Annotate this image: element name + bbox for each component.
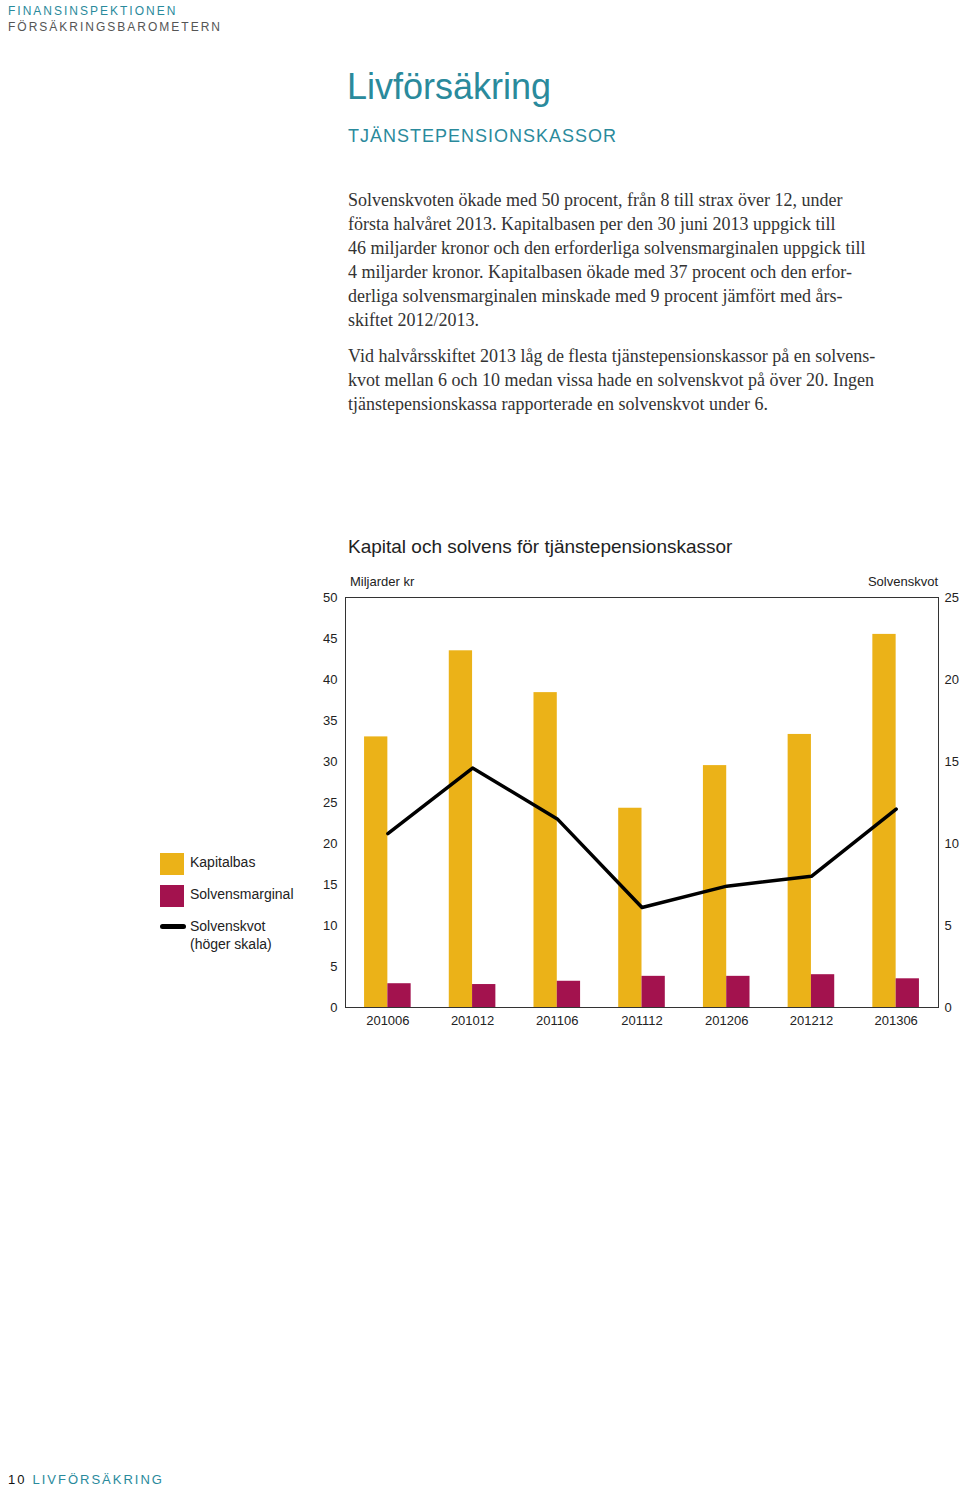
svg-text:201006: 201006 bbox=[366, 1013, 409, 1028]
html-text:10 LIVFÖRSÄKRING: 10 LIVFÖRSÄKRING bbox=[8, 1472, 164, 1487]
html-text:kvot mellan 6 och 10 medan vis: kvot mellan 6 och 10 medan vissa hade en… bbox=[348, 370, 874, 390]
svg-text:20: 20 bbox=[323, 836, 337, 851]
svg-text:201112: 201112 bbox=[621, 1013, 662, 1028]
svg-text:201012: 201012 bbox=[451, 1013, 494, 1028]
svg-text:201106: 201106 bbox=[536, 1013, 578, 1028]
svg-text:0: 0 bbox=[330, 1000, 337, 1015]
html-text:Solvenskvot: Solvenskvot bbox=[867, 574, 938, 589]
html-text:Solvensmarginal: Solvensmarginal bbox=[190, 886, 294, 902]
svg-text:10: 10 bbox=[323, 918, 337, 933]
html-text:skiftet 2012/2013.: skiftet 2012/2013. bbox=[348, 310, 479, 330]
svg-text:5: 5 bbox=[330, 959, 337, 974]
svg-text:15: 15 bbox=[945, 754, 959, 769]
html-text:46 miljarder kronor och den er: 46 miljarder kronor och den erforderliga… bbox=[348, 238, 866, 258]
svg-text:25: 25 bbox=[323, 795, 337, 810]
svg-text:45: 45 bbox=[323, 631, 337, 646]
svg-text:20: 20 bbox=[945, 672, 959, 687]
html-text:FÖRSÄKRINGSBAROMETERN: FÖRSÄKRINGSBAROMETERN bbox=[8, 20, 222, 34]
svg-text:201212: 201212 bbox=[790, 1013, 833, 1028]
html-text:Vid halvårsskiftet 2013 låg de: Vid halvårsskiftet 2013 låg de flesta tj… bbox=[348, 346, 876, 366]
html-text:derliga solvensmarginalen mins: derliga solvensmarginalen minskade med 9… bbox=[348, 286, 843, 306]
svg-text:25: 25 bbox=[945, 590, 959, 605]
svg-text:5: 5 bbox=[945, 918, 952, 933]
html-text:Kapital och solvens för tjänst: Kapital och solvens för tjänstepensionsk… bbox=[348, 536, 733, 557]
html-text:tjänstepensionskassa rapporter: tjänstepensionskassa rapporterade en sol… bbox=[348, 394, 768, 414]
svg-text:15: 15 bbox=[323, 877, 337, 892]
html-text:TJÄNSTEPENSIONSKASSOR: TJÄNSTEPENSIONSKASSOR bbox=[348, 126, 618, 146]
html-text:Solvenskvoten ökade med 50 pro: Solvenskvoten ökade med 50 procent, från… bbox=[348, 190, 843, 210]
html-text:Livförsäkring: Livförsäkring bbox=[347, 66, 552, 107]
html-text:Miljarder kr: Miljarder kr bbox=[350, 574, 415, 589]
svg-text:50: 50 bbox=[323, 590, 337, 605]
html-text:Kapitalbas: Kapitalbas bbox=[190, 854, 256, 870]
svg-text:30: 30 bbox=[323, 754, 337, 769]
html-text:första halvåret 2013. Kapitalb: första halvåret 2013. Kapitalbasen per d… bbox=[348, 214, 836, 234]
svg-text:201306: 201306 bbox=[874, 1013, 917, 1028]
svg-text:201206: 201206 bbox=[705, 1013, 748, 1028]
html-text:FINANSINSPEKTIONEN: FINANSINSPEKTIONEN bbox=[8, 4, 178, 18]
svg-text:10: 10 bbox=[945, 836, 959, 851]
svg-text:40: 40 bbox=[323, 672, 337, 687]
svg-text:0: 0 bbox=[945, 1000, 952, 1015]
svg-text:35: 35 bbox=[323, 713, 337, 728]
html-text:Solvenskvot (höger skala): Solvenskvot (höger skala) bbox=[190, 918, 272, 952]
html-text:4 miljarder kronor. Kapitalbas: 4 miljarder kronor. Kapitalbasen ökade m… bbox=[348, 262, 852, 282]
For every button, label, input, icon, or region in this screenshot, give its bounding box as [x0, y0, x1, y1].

--*--

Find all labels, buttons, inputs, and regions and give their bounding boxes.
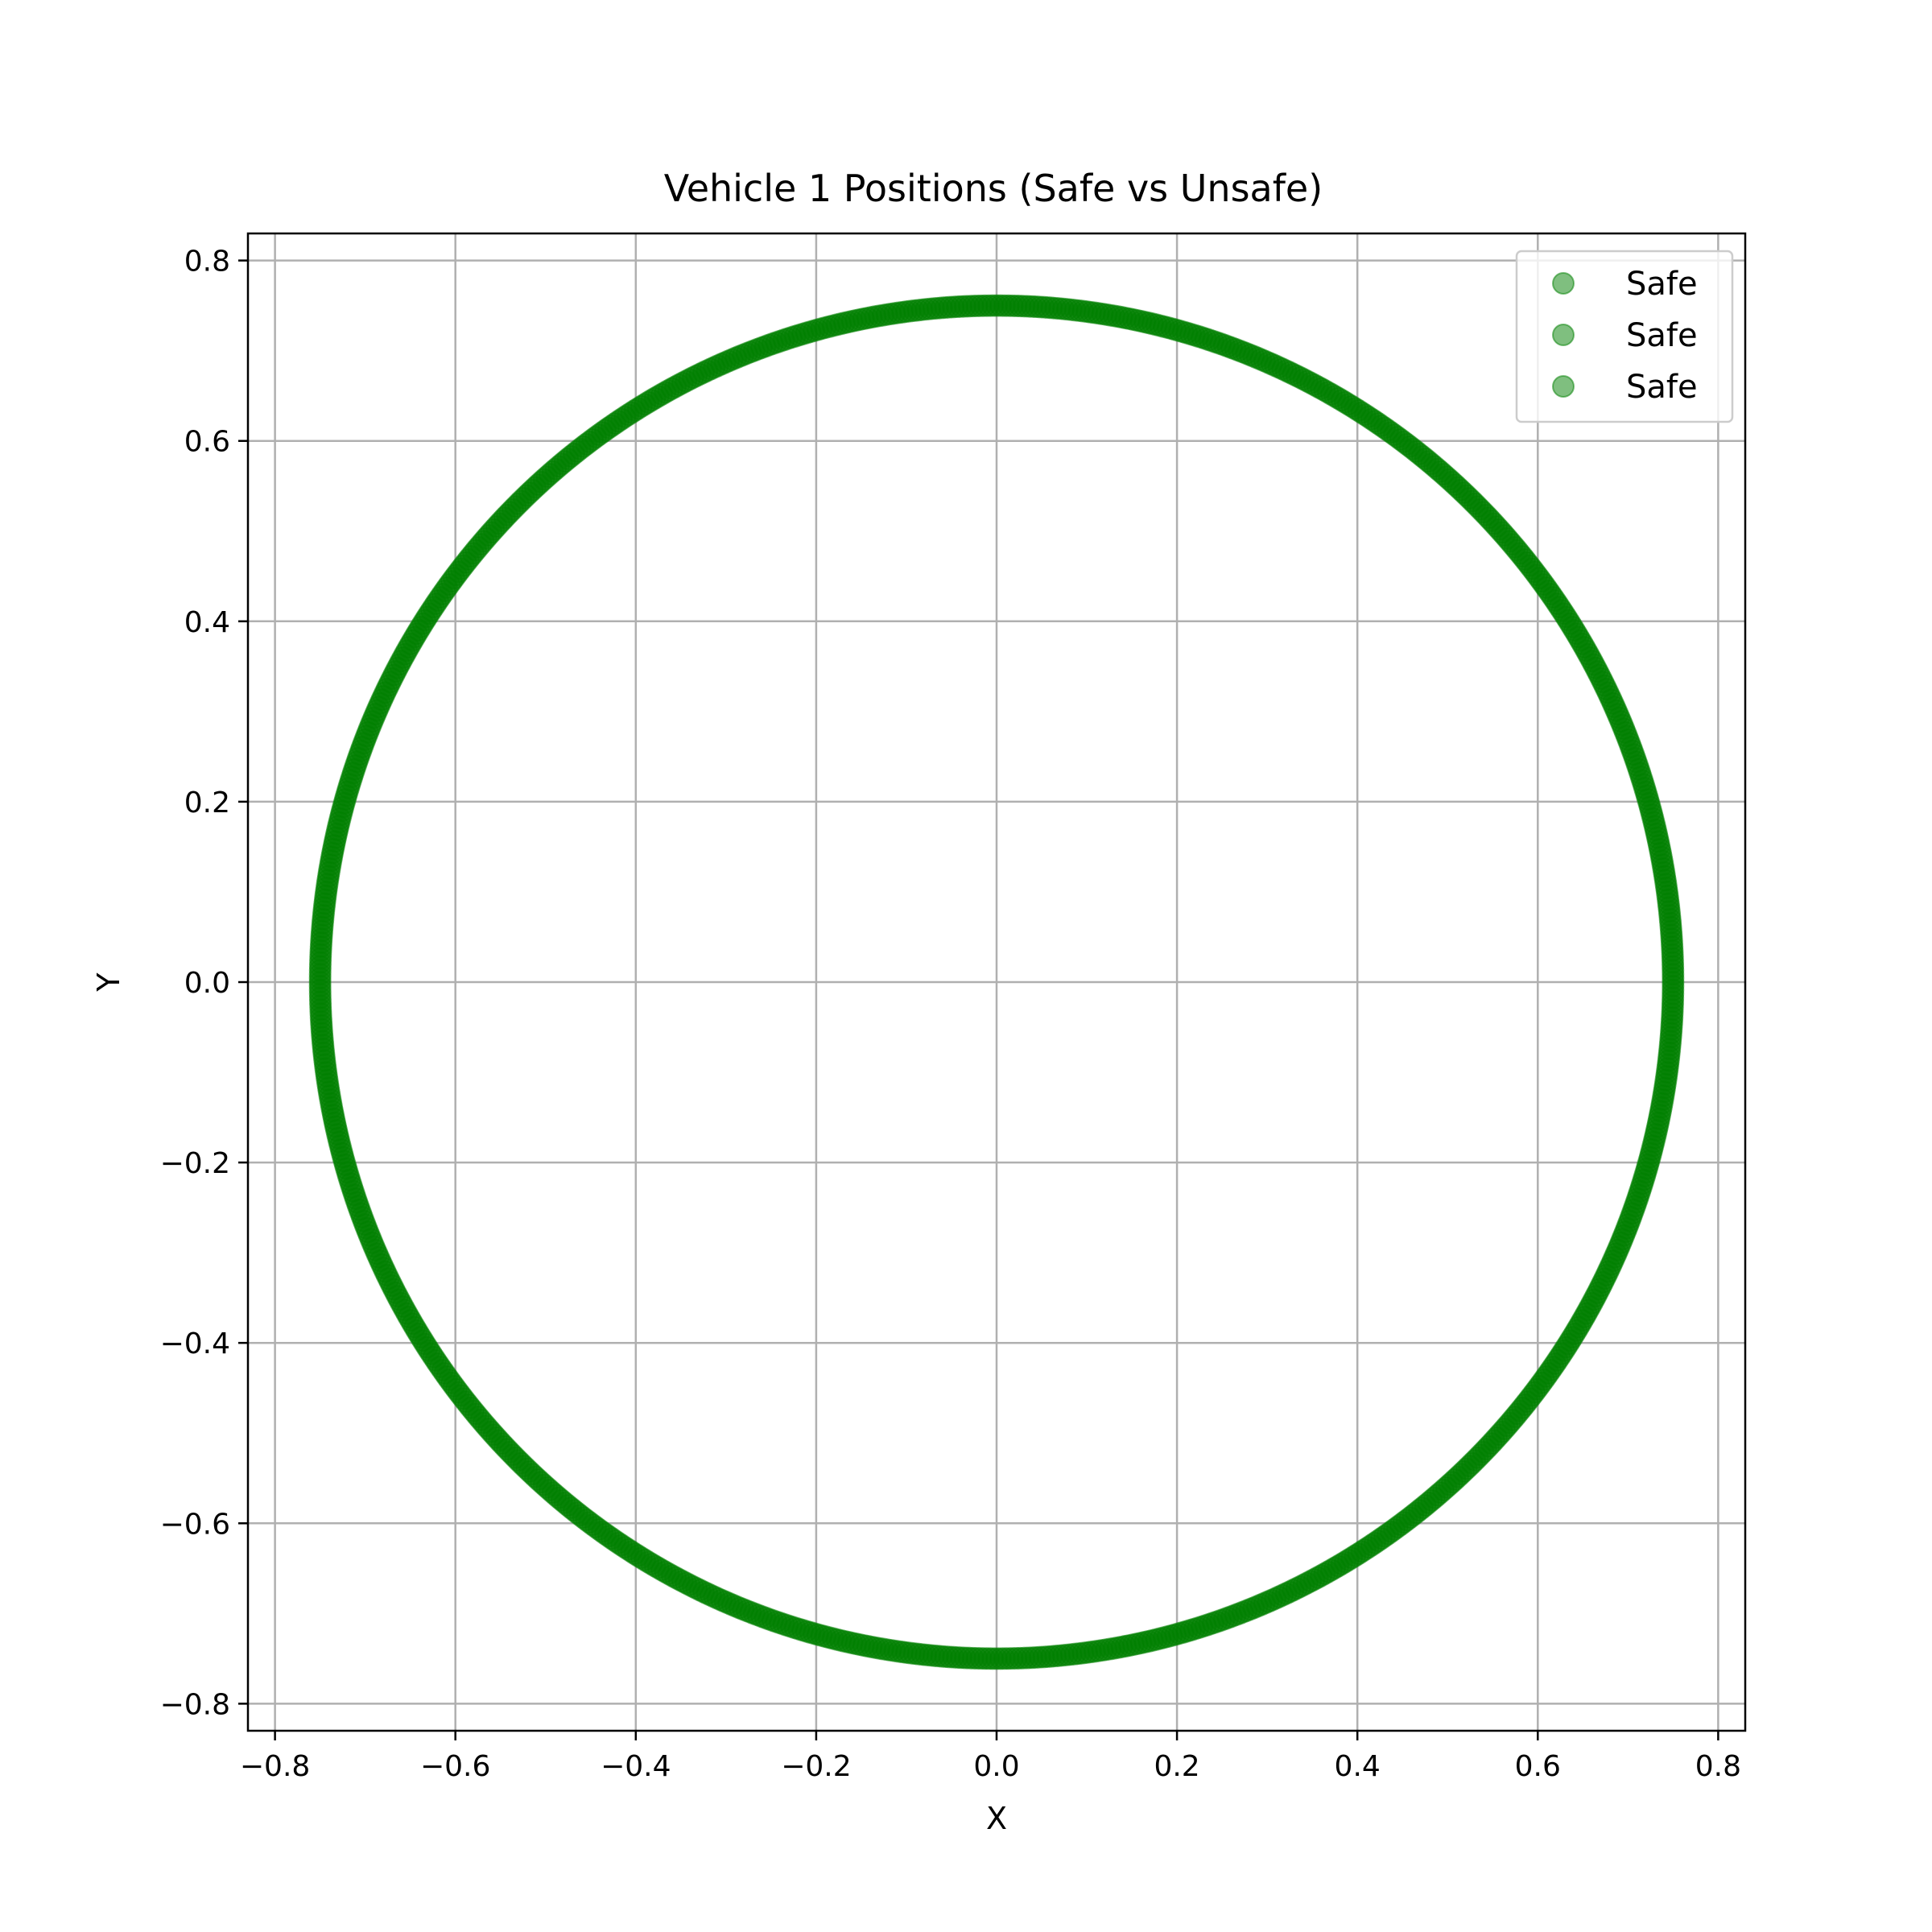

--*--

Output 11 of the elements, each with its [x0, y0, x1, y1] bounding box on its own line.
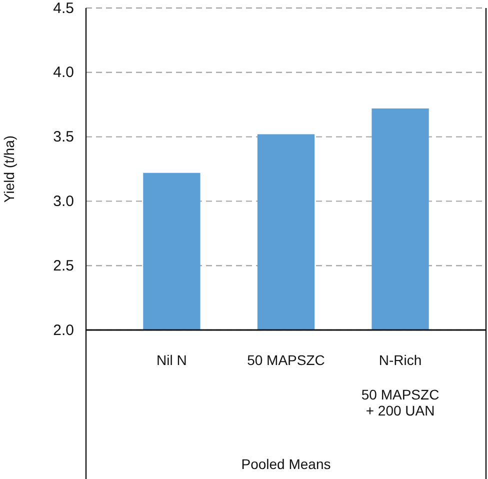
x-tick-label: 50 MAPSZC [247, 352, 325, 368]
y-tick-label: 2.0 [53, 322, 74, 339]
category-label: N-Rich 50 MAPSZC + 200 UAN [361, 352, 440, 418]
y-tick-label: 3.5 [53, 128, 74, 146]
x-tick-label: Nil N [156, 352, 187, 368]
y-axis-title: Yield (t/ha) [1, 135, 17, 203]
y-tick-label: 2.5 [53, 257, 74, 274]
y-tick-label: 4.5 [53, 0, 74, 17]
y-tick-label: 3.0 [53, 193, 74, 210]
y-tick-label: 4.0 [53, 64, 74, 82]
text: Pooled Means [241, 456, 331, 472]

--*--

- Required work -
Convert the records above, from the line containing "Annotate this image: element" up to and including the line containing "svg-text:15: 15 bbox=[323, 877, 337, 892]", into a Markdown table with the columns Row and Line, numbering each row and skipping blank lines. Leave the pictures out.

- Solution to this problem -
| Row | Line |
|---|---|
| 1 | Annotate this image: element name + bbox for each component. |
| 2 | svg-text:201006: 201006 bbox=[366, 1013, 409, 1028] |
| 3 | html-text:10 LIVFÖRSÄKRING: 10 LIVFÖRSÄKRING bbox=[8, 1472, 164, 1487] |
| 4 | html-text:kvot mellan 6 och 10 medan vis: kvot mellan 6 och 10 medan vissa hade en… bbox=[348, 370, 874, 390] |
| 5 | svg-text:20: 20 bbox=[323, 836, 337, 851] |
| 6 | svg-text:201112: 201112 bbox=[621, 1013, 662, 1028] |
| 7 | svg-text:201012: 201012 bbox=[451, 1013, 494, 1028] |
| 8 | svg-text:201106: 201106 bbox=[536, 1013, 578, 1028] |
| 9 | svg-text:0: 0 bbox=[330, 1000, 337, 1015] |
| 10 | html-text:Solvenskvot: Solvenskvot bbox=[867, 574, 938, 589] |
| 11 | html-text:Solvensmarginal: Solvensmarginal bbox=[190, 886, 294, 902] |
| 12 | svg-text:10: 10 bbox=[323, 918, 337, 933] |
| 13 | html-text:skiftet 2012/2013.: skiftet 2012/2013. bbox=[348, 310, 479, 330] |
| 14 | svg-text:5: 5 bbox=[330, 959, 337, 974] |
| 15 | svg-text:15: 15 bbox=[945, 754, 959, 769] |
| 16 | html-text:46 miljarder kronor och den er: 46 miljarder kronor och den erforderliga… bbox=[348, 238, 866, 258] |
| 17 | svg-text:25: 25 bbox=[323, 795, 337, 810] |
| 18 | svg-text:45: 45 bbox=[323, 631, 337, 646] |
| 19 | svg-text:20: 20 bbox=[945, 672, 959, 687] |
| 20 | html-text:FÖRSÄKRINGSBAROMETERN: FÖRSÄKRINGSBAROMETERN bbox=[8, 20, 222, 34] |
| 21 | svg-text:201212: 201212 bbox=[790, 1013, 833, 1028] |
| 22 | html-text:Vid halvårsskiftet 2013 låg de: Vid halvårsskiftet 2013 låg de flesta tj… bbox=[348, 346, 876, 366] |
| 23 | html-text:derliga solvensmarginalen mins: derliga solvensmarginalen minskade med 9… bbox=[348, 286, 843, 306] |
| 24 | svg-text:25: 25 bbox=[945, 590, 959, 605] |
| 25 | svg-text:5: 5 bbox=[945, 918, 952, 933] |
| 26 | html-text:Kapital och solvens för tjänst: Kapital och solvens för tjänstepensionsk… bbox=[348, 536, 733, 557] |
| 27 | html-text:tjänstepensionskassa rapporter: tjänstepensionskassa rapporterade en sol… bbox=[348, 394, 768, 414] |
| 28 | svg-text:15: 15 bbox=[323, 877, 337, 892] |